### [Set problem]
Copy out every line containing the word "vues".

### [Records provided]
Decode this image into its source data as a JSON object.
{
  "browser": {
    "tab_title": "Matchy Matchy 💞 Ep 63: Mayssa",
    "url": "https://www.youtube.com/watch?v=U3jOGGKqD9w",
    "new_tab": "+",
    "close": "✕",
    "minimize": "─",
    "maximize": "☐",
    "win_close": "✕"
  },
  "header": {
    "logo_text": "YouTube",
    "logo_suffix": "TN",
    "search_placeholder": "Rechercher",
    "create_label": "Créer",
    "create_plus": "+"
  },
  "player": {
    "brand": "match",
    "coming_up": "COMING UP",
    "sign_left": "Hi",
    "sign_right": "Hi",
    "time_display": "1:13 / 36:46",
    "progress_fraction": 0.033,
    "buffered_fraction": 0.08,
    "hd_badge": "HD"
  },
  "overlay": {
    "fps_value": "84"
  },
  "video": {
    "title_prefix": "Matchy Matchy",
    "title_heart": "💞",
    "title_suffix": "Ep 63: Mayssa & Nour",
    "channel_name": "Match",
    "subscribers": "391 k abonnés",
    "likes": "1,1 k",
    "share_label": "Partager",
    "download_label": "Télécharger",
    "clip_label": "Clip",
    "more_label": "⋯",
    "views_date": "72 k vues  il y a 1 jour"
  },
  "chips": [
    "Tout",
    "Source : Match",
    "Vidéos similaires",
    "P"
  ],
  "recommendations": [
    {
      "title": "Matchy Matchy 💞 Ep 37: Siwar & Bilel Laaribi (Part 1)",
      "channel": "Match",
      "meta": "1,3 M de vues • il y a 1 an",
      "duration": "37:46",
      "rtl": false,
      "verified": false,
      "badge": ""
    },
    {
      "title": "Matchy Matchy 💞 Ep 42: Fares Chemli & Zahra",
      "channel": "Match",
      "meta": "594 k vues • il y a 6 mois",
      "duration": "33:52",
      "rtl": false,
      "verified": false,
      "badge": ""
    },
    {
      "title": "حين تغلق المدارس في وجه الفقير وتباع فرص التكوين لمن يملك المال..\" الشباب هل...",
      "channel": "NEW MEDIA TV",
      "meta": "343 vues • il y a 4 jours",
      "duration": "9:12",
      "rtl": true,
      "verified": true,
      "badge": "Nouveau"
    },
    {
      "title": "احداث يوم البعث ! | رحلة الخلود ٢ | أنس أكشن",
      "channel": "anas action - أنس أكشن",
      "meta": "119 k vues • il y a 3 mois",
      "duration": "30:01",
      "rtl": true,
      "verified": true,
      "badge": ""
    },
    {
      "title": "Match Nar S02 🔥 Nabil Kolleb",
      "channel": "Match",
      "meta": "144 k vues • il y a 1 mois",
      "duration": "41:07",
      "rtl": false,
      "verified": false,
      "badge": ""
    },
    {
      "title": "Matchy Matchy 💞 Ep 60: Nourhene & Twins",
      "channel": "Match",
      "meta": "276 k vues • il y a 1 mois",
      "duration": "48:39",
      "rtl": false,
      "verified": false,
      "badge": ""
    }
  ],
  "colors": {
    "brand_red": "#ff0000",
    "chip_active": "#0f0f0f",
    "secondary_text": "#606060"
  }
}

### [Response]
    "views_date": "72 k vues  il y a 1 jour"
      "meta": "1,3 M de vues • il y a 1 an",
      "meta": "594 k vues • il y a 6 mois",
      "meta": "343 vues • il y a 4 jours",
      "meta": "119 k vues • il y a 3 mois",
      "meta": "144 k vues • il y a 1 mois",
      "meta": "276 k vues • il y a 1 mois",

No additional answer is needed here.